> PROBLEM REQUIREMENTS
Find the word "TradingView" in the listing; pull out each line holding it.

• • • •

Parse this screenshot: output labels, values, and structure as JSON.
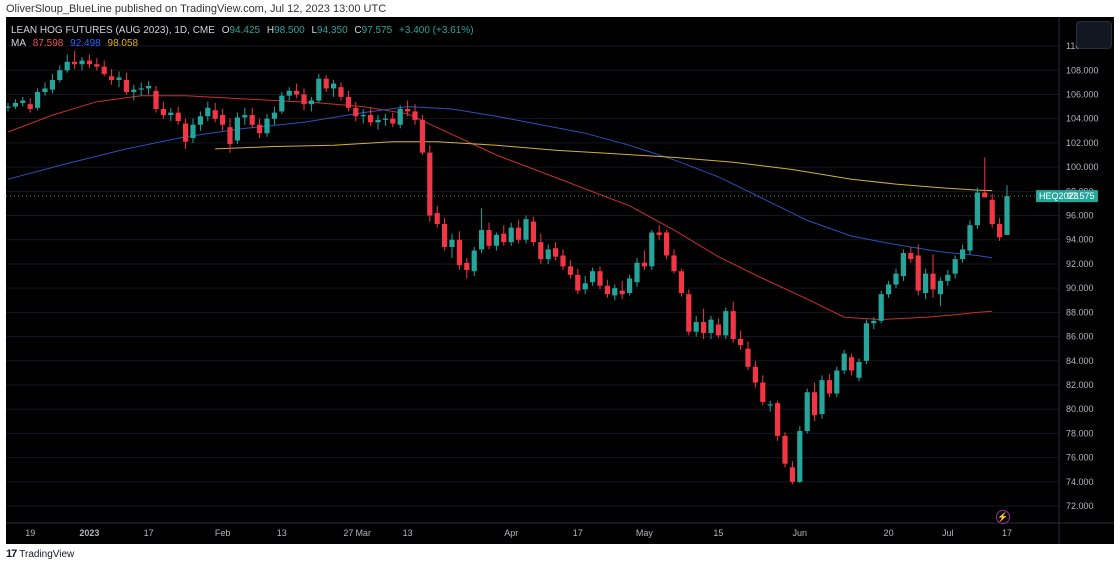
{
  "header": {
    "caption": "OliverSloup_BlueLine published on TradingView.com, Jul 12, 2023 13:00 UTC"
  },
  "legend": {
    "symbol": "LEAN HOG FUTURES (AUG 2023), 1D, CME",
    "o_label": "O",
    "o_value": "94.425",
    "h_label": "H",
    "h_value": "98.500",
    "l_label": "L",
    "l_value": "94.350",
    "c_label": "C",
    "c_value": "97.575",
    "change": "+3.400 (+3.61%)",
    "ma_label": "MA",
    "ma1": "87.598",
    "ma2": "92.498",
    "ma3": "98.058"
  },
  "price_badge": {
    "ticker": "HEQ2023",
    "price": "97.575"
  },
  "footer": {
    "brand": "TradingView",
    "logo": "17"
  },
  "colors": {
    "up": "#26a69a",
    "down": "#f23645",
    "ma_red": "#c8302c",
    "ma_blue": "#2a52be",
    "ma_yellow": "#d4b03a",
    "background": "#000000"
  },
  "chart_data": {
    "type": "candlestick",
    "title": "LEAN HOG FUTURES (AUG 2023), 1D, CME",
    "y_ticks": [
      "72.000",
      "74.000",
      "76.000",
      "78.000",
      "80.000",
      "82.000",
      "84.000",
      "86.000",
      "88.000",
      "90.000",
      "92.000",
      "94.000",
      "96.000",
      "98.000",
      "100.000",
      "102.000",
      "104.000",
      "106.000",
      "108.000",
      "110.000"
    ],
    "ylim": [
      70.6,
      112.4
    ],
    "x_ticks": [
      {
        "label": "19",
        "i": 3
      },
      {
        "label": "2023",
        "i": 11
      },
      {
        "label": "17",
        "i": 19
      },
      {
        "label": "Feb",
        "i": 29
      },
      {
        "label": "13",
        "i": 37
      },
      {
        "label": "27",
        "i": 46
      },
      {
        "label": "Mar",
        "i": 48
      },
      {
        "label": "13",
        "i": 54
      },
      {
        "label": "Apr",
        "i": 68
      },
      {
        "label": "17",
        "i": 77
      },
      {
        "label": "May",
        "i": 86
      },
      {
        "label": "15",
        "i": 96
      },
      {
        "label": "Jun",
        "i": 107
      },
      {
        "label": "20",
        "i": 119
      },
      {
        "label": "Jul",
        "i": 127
      },
      {
        "label": "17",
        "i": 135
      }
    ],
    "candles": [
      [
        104.9,
        105.3,
        104.6,
        105.0
      ],
      [
        105.0,
        105.6,
        104.8,
        105.3
      ],
      [
        105.3,
        105.8,
        105.0,
        105.5
      ],
      [
        105.2,
        105.7,
        104.5,
        104.8
      ],
      [
        104.9,
        106.5,
        104.7,
        106.2
      ],
      [
        106.2,
        107.0,
        105.9,
        106.5
      ],
      [
        106.4,
        107.7,
        106.1,
        107.2
      ],
      [
        107.2,
        108.4,
        107.0,
        108.0
      ],
      [
        108.0,
        109.3,
        107.8,
        108.7
      ],
      [
        108.7,
        109.6,
        108.1,
        108.5
      ],
      [
        108.5,
        109.1,
        108.0,
        108.8
      ],
      [
        108.8,
        109.3,
        108.2,
        108.5
      ],
      [
        108.5,
        109.0,
        108.0,
        108.3
      ],
      [
        108.3,
        108.8,
        107.5,
        107.7
      ],
      [
        107.5,
        108.1,
        106.8,
        107.2
      ],
      [
        107.2,
        107.9,
        106.6,
        107.4
      ],
      [
        107.2,
        107.8,
        106.0,
        106.2
      ],
      [
        106.2,
        106.8,
        105.5,
        106.4
      ],
      [
        106.4,
        107.0,
        105.9,
        106.5
      ],
      [
        106.5,
        107.1,
        106.0,
        106.7
      ],
      [
        106.3,
        106.7,
        104.5,
        104.8
      ],
      [
        104.8,
        105.4,
        104.0,
        104.3
      ],
      [
        104.3,
        104.9,
        103.8,
        104.5
      ],
      [
        104.5,
        105.0,
        103.5,
        103.8
      ],
      [
        103.6,
        104.0,
        101.5,
        102.1
      ],
      [
        102.4,
        104.0,
        102.0,
        103.5
      ],
      [
        103.5,
        104.6,
        103.0,
        104.2
      ],
      [
        104.2,
        105.4,
        103.8,
        104.9
      ],
      [
        104.7,
        105.3,
        103.7,
        104.0
      ],
      [
        104.3,
        104.8,
        103.0,
        103.5
      ],
      [
        103.3,
        104.0,
        101.2,
        101.9
      ],
      [
        102.2,
        104.5,
        101.9,
        104.1
      ],
      [
        104.1,
        104.9,
        103.5,
        104.3
      ],
      [
        104.3,
        104.9,
        103.2,
        103.5
      ],
      [
        103.5,
        104.0,
        102.4,
        102.8
      ],
      [
        102.8,
        104.4,
        102.5,
        104.0
      ],
      [
        104.0,
        105.0,
        103.5,
        104.5
      ],
      [
        104.6,
        106.2,
        104.4,
        105.9
      ],
      [
        105.9,
        106.6,
        105.5,
        106.3
      ],
      [
        106.3,
        106.9,
        105.7,
        106.0
      ],
      [
        106.0,
        106.5,
        104.7,
        105.2
      ],
      [
        105.2,
        105.8,
        104.6,
        105.5
      ],
      [
        105.5,
        107.7,
        105.3,
        107.3
      ],
      [
        107.3,
        107.6,
        106.2,
        106.5
      ],
      [
        106.5,
        107.2,
        105.8,
        106.9
      ],
      [
        106.6,
        107.0,
        105.5,
        105.8
      ],
      [
        105.8,
        106.3,
        104.6,
        104.9
      ],
      [
        104.9,
        105.4,
        103.8,
        104.2
      ],
      [
        104.2,
        104.8,
        103.6,
        104.3
      ],
      [
        104.3,
        104.9,
        103.4,
        103.7
      ],
      [
        103.7,
        104.3,
        103.1,
        103.9
      ],
      [
        103.9,
        104.4,
        103.4,
        104.0
      ],
      [
        104.0,
        104.5,
        103.3,
        103.6
      ],
      [
        103.5,
        105.1,
        103.2,
        104.8
      ],
      [
        104.8,
        105.5,
        104.2,
        104.6
      ],
      [
        104.6,
        105.2,
        103.5,
        103.9
      ],
      [
        103.9,
        104.3,
        101.0,
        101.2
      ],
      [
        101.2,
        101.8,
        95.5,
        96.0
      ],
      [
        96.2,
        96.8,
        95.0,
        95.3
      ],
      [
        95.3,
        95.8,
        93.1,
        93.4
      ],
      [
        93.4,
        94.5,
        92.5,
        94.0
      ],
      [
        94.0,
        94.7,
        91.5,
        91.9
      ],
      [
        92.1,
        92.5,
        90.8,
        91.5
      ],
      [
        91.4,
        93.4,
        91.0,
        93.1
      ],
      [
        93.2,
        96.6,
        92.9,
        94.8
      ],
      [
        94.8,
        95.4,
        93.2,
        93.5
      ],
      [
        93.5,
        94.6,
        93.1,
        94.4
      ],
      [
        94.5,
        95.2,
        93.5,
        93.8
      ],
      [
        93.8,
        95.4,
        93.5,
        95.0
      ],
      [
        95.0,
        95.6,
        93.7,
        94.0
      ],
      [
        94.0,
        96.0,
        93.7,
        95.7
      ],
      [
        95.5,
        95.9,
        93.5,
        93.8
      ],
      [
        93.8,
        94.5,
        92.0,
        92.4
      ],
      [
        92.4,
        93.6,
        92.0,
        93.2
      ],
      [
        93.3,
        93.8,
        92.3,
        92.6
      ],
      [
        92.7,
        93.2,
        91.5,
        91.8
      ],
      [
        91.8,
        92.3,
        90.8,
        91.1
      ],
      [
        91.1,
        91.6,
        89.5,
        89.8
      ],
      [
        89.9,
        91.0,
        89.5,
        90.4
      ],
      [
        90.5,
        91.7,
        90.2,
        91.4
      ],
      [
        91.4,
        91.8,
        89.9,
        90.2
      ],
      [
        90.2,
        90.7,
        89.2,
        89.5
      ],
      [
        89.4,
        90.3,
        89.0,
        90.0
      ],
      [
        89.8,
        90.6,
        89.1,
        89.5
      ],
      [
        89.6,
        91.1,
        89.4,
        90.8
      ],
      [
        90.5,
        92.5,
        90.1,
        92.1
      ],
      [
        92.1,
        93.1,
        91.5,
        91.8
      ],
      [
        91.8,
        94.8,
        91.5,
        94.6
      ],
      [
        94.6,
        95.2,
        94.0,
        94.4
      ],
      [
        94.6,
        94.8,
        92.4,
        92.7
      ],
      [
        92.7,
        93.2,
        91.2,
        91.4
      ],
      [
        91.4,
        91.6,
        89.3,
        89.6
      ],
      [
        89.5,
        89.9,
        86.1,
        86.4
      ],
      [
        86.4,
        87.7,
        86.0,
        87.2
      ],
      [
        87.2,
        88.3,
        85.8,
        86.3
      ],
      [
        86.3,
        87.7,
        85.8,
        87.4
      ],
      [
        87.0,
        87.5,
        85.9,
        86.1
      ],
      [
        86.1,
        88.4,
        85.8,
        88.1
      ],
      [
        88.1,
        88.9,
        85.5,
        85.8
      ],
      [
        85.8,
        86.5,
        84.9,
        85.3
      ],
      [
        85.0,
        85.6,
        83.2,
        83.5
      ],
      [
        83.5,
        84.0,
        81.8,
        82.2
      ],
      [
        82.2,
        82.8,
        80.3,
        80.6
      ],
      [
        80.3,
        80.7,
        79.8,
        80.4
      ],
      [
        80.5,
        80.7,
        77.4,
        77.8
      ],
      [
        77.8,
        78.1,
        75.2,
        75.5
      ],
      [
        75.2,
        75.7,
        73.8,
        74.0
      ],
      [
        74.0,
        78.6,
        73.9,
        78.2
      ],
      [
        78.2,
        81.7,
        78.0,
        81.4
      ],
      [
        81.4,
        82.2,
        79.0,
        79.5
      ],
      [
        79.6,
        82.8,
        79.2,
        82.4
      ],
      [
        82.4,
        82.9,
        81.0,
        81.3
      ],
      [
        81.3,
        83.5,
        81.0,
        83.2
      ],
      [
        83.2,
        84.9,
        82.9,
        84.6
      ],
      [
        84.3,
        84.6,
        82.8,
        83.2
      ],
      [
        82.6,
        84.2,
        82.3,
        83.9
      ],
      [
        84.0,
        87.4,
        83.7,
        87.1
      ],
      [
        87.1,
        87.6,
        86.6,
        87.3
      ],
      [
        87.3,
        89.8,
        87.1,
        89.5
      ],
      [
        89.5,
        90.6,
        89.2,
        90.3
      ],
      [
        90.3,
        91.6,
        90.0,
        91.2
      ],
      [
        91.0,
        93.2,
        90.6,
        92.9
      ],
      [
        92.9,
        93.4,
        92.1,
        92.4
      ],
      [
        92.7,
        93.6,
        89.4,
        89.8
      ],
      [
        89.6,
        91.6,
        89.1,
        91.2
      ],
      [
        91.2,
        92.8,
        89.2,
        89.9
      ],
      [
        89.5,
        90.9,
        88.5,
        90.6
      ],
      [
        90.6,
        91.5,
        90.2,
        91.1
      ],
      [
        91.2,
        92.7,
        90.8,
        92.4
      ],
      [
        92.4,
        93.6,
        92.1,
        93.2
      ],
      [
        93.1,
        95.6,
        92.8,
        95.2
      ],
      [
        95.2,
        98.3,
        94.9,
        97.9
      ],
      [
        97.9,
        100.8,
        97.6,
        97.5
      ],
      [
        97.3,
        97.8,
        95.0,
        95.3
      ],
      [
        95.3,
        95.8,
        93.9,
        94.2
      ],
      [
        94.4,
        98.5,
        94.4,
        97.6
      ]
    ],
    "ma_series": [
      {
        "values_label": "87.598",
        "start": 0,
        "points": [
          [
            0,
            102.9
          ],
          [
            6,
            104.3
          ],
          [
            12,
            105.4
          ],
          [
            18,
            105.9
          ],
          [
            24,
            105.9
          ],
          [
            30,
            105.7
          ],
          [
            36,
            105.5
          ],
          [
            42,
            105.3
          ],
          [
            48,
            105.0
          ],
          [
            54,
            104.4
          ],
          [
            60,
            102.7
          ],
          [
            66,
            101.0
          ],
          [
            72,
            99.6
          ],
          [
            78,
            98.2
          ],
          [
            84,
            96.8
          ],
          [
            90,
            94.8
          ],
          [
            96,
            92.6
          ],
          [
            102,
            90.8
          ],
          [
            108,
            89.1
          ],
          [
            113,
            87.6
          ],
          [
            118,
            87.4
          ],
          [
            124,
            87.6
          ],
          [
            128,
            87.8
          ],
          [
            131,
            88.0
          ],
          [
            133,
            88.1
          ]
        ]
      },
      {
        "values_label": "92.498",
        "start": 0,
        "points": [
          [
            0,
            99.0
          ],
          [
            8,
            100.3
          ],
          [
            16,
            101.5
          ],
          [
            24,
            102.5
          ],
          [
            32,
            103.2
          ],
          [
            40,
            103.7
          ],
          [
            48,
            104.5
          ],
          [
            54,
            105.0
          ],
          [
            60,
            104.8
          ],
          [
            66,
            104.2
          ],
          [
            72,
            103.5
          ],
          [
            78,
            102.8
          ],
          [
            84,
            101.8
          ],
          [
            90,
            100.6
          ],
          [
            96,
            99.2
          ],
          [
            102,
            97.4
          ],
          [
            108,
            95.6
          ],
          [
            114,
            94.3
          ],
          [
            120,
            93.6
          ],
          [
            126,
            93.0
          ],
          [
            131,
            92.7
          ],
          [
            133,
            92.5
          ]
        ]
      },
      {
        "values_label": "98.058",
        "start": 28,
        "points": [
          [
            28,
            101.5
          ],
          [
            36,
            101.7
          ],
          [
            44,
            101.8
          ],
          [
            52,
            102.1
          ],
          [
            58,
            102.1
          ],
          [
            66,
            101.8
          ],
          [
            74,
            101.4
          ],
          [
            82,
            101.1
          ],
          [
            90,
            100.8
          ],
          [
            98,
            100.4
          ],
          [
            106,
            99.8
          ],
          [
            114,
            99.0
          ],
          [
            120,
            98.6
          ],
          [
            126,
            98.3
          ],
          [
            131,
            98.1
          ],
          [
            133,
            98.06
          ]
        ]
      }
    ]
  }
}
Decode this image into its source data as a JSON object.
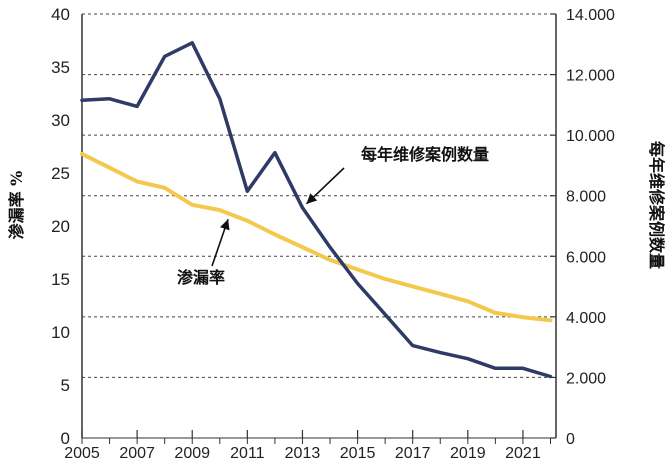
{
  "chart_data": {
    "type": "line",
    "title": "",
    "x": [
      2005,
      2006,
      2007,
      2008,
      2009,
      2010,
      2011,
      2012,
      2013,
      2014,
      2015,
      2016,
      2017,
      2018,
      2019,
      2020,
      2021,
      2022
    ],
    "x_ticks": [
      "2005",
      "2007",
      "2009",
      "2011",
      "2013",
      "2015",
      "2017",
      "2019",
      "2021"
    ],
    "xlim": [
      2005,
      2022.2
    ],
    "y_left": {
      "label": "渗漏率 %",
      "ylim": [
        0,
        40
      ],
      "ticks": [
        "0",
        "5",
        "10",
        "15",
        "20",
        "25",
        "30",
        "35",
        "40"
      ]
    },
    "y_right": {
      "label": "每年维修案例数量",
      "ylim": [
        0,
        14000
      ],
      "ticks": [
        "0",
        "2.000",
        "4.000",
        "6.000",
        "8.000",
        "10.000",
        "12.000",
        "14.000"
      ]
    },
    "grid": "horizontal dotted",
    "series": [
      {
        "name": "每年维修案例数量",
        "axis": "right",
        "color": "#2f3b66",
        "values": [
          11150,
          11200,
          10950,
          12600,
          13050,
          11200,
          8150,
          9420,
          7600,
          6300,
          5100,
          4080,
          3050,
          2820,
          2620,
          2300,
          2300,
          2030
        ]
      },
      {
        "name": "渗漏率",
        "axis": "left",
        "color": "#f2c94c",
        "values": [
          26.8,
          25.5,
          24.2,
          23.6,
          22.0,
          21.5,
          20.5,
          19.2,
          18.0,
          16.8,
          15.9,
          15.0,
          14.3,
          13.6,
          12.9,
          11.8,
          11.4,
          11.1
        ]
      }
    ],
    "annotations": [
      {
        "text": "每年维修案例数量",
        "series": "每年维修案例数量",
        "target_x": 2013.0
      },
      {
        "text": "渗漏率",
        "series": "渗漏率",
        "target_x": 2010.3
      }
    ]
  }
}
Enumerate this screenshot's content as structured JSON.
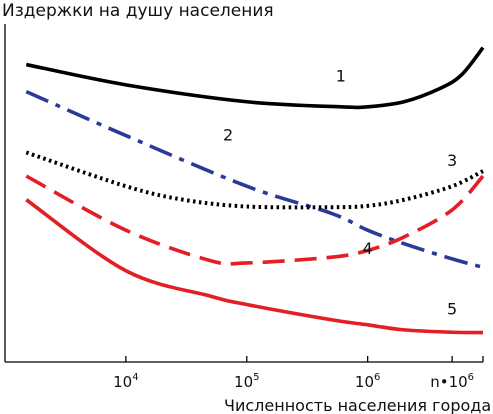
{
  "chart_data": {
    "type": "line",
    "ylabel": "Издержки на душу населения",
    "xlabel": "Численность населения города",
    "xscale": "log",
    "xlim": [
      1000,
      9000000
    ],
    "ylim": [
      0,
      100
    ],
    "grid": false,
    "ticks": [
      {
        "value": 10000,
        "base": "10",
        "exp": "4"
      },
      {
        "value": 100000,
        "base": "10",
        "exp": "5"
      },
      {
        "value": 1000000,
        "base": "10",
        "exp": "6"
      },
      {
        "value": 5000000,
        "base": "n•10",
        "exp": "6"
      },
      {
        "value": 9000000,
        "base": "",
        "exp": ""
      }
    ],
    "series": [
      {
        "name": "1",
        "color": "#000000",
        "style": "solid",
        "label_at": 600000,
        "label_y": 83,
        "x": [
          1500,
          10000,
          100000,
          600000,
          1000000,
          2000000,
          4000000,
          6000000,
          9000000
        ],
        "y": [
          88,
          82,
          77,
          75.5,
          75.5,
          77,
          81,
          85,
          93
        ]
      },
      {
        "name": "2",
        "color": "#2b3a99",
        "style": "dashdot",
        "label_at": 70000,
        "label_y": 65.5,
        "x": [
          1500,
          10000,
          100000,
          500000,
          1000000,
          2000000,
          5000000,
          9000000
        ],
        "y": [
          80,
          67,
          52,
          44,
          39,
          35,
          30.5,
          28
        ]
      },
      {
        "name": "3",
        "color": "#000000",
        "style": "dotted",
        "label_at": 5000000,
        "label_y": 58,
        "x": [
          1500,
          10000,
          30000,
          100000,
          500000,
          1000000,
          2000000,
          5000000,
          9000000
        ],
        "y": [
          62,
          52,
          48,
          46,
          45.8,
          46.2,
          48,
          52,
          56.5
        ]
      },
      {
        "name": "4",
        "color": "#e31e24",
        "style": "dashed",
        "label_at": 1000000,
        "label_y": 32,
        "x": [
          1500,
          10000,
          50000,
          100000,
          500000,
          1000000,
          2000000,
          5000000,
          9000000
        ],
        "y": [
          55,
          39,
          30,
          29.3,
          31,
          33,
          37,
          45,
          55
        ]
      },
      {
        "name": "5",
        "color": "#e31e24",
        "style": "solid",
        "label_at": 5000000,
        "label_y": 14,
        "x": [
          1500,
          10000,
          50000,
          100000,
          500000,
          1000000,
          2000000,
          5000000,
          9000000
        ],
        "y": [
          48,
          27,
          19.5,
          17,
          12.5,
          11,
          9.5,
          8.8,
          8.7
        ]
      }
    ]
  }
}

• • • •

> ANSWER TO THIS TASK
    "caption": "OliverSloup_BlueLine published on TradingView.com, Jul 12, 2023 13:00 UTC"
    "brand": "TradingView",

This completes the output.